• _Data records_
↓↓↓

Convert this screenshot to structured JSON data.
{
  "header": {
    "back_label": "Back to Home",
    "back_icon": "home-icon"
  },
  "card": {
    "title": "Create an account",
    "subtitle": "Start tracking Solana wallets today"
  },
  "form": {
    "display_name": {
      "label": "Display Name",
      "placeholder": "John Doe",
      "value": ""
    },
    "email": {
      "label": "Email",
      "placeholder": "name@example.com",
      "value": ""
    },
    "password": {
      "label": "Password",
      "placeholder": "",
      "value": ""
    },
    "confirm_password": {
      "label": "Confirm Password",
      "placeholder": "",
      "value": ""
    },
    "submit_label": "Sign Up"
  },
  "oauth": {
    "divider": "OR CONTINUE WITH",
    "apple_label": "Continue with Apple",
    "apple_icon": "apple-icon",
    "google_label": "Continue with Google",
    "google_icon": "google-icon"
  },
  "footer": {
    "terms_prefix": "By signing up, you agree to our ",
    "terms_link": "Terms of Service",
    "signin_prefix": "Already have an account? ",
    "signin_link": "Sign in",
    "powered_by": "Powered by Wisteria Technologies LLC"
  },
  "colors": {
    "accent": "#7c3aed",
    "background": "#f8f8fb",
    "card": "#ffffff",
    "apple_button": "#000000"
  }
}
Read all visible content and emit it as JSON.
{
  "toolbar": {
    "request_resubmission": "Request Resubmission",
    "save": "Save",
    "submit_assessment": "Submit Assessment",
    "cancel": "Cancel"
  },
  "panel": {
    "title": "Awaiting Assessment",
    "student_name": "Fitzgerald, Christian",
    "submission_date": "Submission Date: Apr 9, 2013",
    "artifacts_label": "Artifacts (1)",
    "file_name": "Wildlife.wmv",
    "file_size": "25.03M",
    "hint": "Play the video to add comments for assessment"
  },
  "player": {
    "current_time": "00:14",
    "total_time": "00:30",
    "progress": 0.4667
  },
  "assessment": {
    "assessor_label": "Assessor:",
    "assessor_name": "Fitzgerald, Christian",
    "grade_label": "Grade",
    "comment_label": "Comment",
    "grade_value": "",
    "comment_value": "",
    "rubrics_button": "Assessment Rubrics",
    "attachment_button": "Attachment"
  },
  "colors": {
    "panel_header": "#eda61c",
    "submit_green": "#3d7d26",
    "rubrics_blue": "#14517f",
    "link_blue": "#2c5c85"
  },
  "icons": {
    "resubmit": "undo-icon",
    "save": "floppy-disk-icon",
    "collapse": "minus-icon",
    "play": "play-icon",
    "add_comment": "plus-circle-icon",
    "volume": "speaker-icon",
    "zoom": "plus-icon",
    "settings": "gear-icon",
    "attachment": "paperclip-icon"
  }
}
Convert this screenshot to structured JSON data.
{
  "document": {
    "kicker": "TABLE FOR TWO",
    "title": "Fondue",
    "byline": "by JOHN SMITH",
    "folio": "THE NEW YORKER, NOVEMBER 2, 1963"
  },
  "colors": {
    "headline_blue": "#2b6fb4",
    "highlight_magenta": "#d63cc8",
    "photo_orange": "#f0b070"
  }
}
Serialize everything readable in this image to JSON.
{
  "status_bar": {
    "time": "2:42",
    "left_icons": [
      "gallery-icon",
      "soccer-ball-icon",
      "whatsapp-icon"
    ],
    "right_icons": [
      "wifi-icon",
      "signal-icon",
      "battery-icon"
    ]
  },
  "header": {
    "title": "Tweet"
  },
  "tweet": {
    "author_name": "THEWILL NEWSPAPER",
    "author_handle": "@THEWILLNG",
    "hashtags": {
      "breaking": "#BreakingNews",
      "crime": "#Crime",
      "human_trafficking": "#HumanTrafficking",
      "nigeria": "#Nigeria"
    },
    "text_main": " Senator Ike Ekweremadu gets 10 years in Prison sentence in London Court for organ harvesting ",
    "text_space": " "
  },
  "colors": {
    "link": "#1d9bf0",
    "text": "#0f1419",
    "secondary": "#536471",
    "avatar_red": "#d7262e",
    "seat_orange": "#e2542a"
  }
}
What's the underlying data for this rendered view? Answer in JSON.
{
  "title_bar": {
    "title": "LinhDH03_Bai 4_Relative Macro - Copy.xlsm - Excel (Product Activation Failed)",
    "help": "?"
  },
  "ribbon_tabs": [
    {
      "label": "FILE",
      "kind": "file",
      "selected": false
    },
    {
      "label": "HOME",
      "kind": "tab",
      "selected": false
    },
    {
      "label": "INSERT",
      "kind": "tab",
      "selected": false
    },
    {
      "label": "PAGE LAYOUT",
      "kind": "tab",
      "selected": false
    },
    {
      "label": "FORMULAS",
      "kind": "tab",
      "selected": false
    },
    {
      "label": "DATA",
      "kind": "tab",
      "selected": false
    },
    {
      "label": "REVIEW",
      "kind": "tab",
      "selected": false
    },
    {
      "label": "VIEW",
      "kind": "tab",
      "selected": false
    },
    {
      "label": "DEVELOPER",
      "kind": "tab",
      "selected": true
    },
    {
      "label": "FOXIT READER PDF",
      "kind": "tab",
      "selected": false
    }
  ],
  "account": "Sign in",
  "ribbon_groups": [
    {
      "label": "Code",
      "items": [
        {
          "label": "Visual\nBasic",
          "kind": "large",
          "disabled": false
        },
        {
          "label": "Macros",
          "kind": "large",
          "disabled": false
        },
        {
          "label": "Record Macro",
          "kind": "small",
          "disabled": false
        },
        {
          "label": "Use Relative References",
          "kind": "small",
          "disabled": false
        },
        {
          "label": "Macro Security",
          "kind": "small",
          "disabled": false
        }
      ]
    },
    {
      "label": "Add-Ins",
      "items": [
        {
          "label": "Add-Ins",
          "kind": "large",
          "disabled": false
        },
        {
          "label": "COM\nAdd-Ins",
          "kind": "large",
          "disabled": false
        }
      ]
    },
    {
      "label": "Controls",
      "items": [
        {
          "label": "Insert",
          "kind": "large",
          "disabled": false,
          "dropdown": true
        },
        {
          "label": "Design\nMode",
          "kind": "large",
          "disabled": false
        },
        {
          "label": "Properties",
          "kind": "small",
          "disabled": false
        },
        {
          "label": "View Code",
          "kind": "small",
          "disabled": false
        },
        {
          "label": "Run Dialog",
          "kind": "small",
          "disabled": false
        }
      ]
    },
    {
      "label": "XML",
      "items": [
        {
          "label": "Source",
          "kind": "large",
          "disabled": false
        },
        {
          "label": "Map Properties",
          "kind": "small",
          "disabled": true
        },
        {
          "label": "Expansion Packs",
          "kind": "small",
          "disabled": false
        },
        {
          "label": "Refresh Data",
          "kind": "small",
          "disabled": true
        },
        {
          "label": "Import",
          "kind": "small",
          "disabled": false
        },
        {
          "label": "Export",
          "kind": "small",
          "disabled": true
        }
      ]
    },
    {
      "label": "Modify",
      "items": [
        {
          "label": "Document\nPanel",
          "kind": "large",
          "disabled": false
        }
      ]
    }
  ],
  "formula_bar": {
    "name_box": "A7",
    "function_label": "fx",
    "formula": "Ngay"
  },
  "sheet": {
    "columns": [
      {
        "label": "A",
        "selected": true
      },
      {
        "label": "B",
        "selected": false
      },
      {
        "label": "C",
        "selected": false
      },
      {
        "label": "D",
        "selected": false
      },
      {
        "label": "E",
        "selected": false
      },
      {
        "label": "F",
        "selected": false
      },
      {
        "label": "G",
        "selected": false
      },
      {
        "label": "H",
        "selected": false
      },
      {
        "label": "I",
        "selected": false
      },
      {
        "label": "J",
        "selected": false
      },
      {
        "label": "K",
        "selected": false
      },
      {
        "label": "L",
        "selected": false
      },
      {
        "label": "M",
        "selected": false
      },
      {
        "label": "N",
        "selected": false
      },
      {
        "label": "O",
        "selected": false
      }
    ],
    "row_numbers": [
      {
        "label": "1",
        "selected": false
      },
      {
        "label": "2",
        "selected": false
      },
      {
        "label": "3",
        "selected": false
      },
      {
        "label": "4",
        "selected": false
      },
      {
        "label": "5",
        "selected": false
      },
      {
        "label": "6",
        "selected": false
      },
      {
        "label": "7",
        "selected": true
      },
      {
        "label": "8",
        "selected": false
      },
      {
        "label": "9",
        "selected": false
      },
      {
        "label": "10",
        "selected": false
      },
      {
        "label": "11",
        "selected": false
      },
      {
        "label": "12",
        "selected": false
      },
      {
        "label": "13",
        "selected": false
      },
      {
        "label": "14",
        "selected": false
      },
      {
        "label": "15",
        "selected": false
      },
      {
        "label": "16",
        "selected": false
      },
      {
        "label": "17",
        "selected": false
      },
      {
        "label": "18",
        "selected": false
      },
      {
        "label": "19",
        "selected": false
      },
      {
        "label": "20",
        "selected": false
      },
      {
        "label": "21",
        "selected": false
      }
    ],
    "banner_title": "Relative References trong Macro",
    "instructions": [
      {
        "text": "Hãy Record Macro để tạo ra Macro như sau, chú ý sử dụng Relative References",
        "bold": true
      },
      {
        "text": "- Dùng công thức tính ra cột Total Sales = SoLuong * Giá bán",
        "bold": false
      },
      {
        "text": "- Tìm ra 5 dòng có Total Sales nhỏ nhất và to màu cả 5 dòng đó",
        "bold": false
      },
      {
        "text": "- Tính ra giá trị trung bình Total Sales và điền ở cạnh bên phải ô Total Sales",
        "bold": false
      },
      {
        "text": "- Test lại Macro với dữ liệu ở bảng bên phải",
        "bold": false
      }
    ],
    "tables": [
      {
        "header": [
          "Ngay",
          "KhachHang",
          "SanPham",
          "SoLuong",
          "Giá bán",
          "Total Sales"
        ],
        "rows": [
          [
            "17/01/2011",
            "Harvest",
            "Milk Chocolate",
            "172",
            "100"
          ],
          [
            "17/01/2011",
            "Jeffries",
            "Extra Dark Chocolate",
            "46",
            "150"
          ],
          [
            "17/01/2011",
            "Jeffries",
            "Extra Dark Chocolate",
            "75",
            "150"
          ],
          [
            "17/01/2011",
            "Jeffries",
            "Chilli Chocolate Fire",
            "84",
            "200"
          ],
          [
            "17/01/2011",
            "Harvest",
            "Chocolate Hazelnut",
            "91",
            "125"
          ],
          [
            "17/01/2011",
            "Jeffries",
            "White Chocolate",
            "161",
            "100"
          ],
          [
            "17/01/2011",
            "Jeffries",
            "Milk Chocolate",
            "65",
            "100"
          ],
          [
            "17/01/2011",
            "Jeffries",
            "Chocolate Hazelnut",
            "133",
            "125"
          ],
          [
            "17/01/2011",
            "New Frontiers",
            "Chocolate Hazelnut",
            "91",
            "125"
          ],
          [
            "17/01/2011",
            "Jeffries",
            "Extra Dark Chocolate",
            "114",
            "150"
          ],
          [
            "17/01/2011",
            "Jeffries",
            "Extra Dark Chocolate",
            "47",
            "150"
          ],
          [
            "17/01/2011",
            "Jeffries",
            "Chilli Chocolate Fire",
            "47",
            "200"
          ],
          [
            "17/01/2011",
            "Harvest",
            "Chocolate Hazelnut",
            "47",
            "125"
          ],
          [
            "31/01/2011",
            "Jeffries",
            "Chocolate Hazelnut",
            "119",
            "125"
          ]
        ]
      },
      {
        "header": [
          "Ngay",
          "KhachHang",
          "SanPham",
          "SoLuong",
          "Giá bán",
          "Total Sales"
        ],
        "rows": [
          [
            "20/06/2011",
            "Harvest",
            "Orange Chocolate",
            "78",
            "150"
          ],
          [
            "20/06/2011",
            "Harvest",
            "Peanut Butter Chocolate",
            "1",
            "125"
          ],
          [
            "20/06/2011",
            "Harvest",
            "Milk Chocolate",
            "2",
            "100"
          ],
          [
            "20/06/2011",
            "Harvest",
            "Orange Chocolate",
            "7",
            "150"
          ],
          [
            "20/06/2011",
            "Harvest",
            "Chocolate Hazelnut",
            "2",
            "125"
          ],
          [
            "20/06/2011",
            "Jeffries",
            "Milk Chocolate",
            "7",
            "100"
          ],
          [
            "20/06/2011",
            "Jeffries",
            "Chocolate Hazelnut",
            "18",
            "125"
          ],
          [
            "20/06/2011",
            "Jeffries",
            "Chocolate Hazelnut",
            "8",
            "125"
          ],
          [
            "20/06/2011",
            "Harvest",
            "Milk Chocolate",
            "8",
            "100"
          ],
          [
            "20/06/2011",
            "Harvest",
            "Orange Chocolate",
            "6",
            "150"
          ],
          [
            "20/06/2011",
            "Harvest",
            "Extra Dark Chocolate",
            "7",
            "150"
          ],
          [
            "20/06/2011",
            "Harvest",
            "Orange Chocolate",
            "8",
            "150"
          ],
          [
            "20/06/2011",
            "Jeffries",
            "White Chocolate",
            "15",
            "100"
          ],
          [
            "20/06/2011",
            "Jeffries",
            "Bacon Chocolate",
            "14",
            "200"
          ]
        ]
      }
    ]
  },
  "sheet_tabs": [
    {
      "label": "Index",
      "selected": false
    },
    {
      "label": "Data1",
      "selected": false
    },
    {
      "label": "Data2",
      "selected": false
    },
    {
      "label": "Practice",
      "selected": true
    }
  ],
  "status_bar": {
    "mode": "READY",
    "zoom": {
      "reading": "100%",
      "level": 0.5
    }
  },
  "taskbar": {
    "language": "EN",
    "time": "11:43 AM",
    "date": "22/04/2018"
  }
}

↑↑↑

• _STATED EXERCISE_
Say how many lines of the data include the word "Properties". Respond with the number alone.

• _WRITTEN ANSWER_
2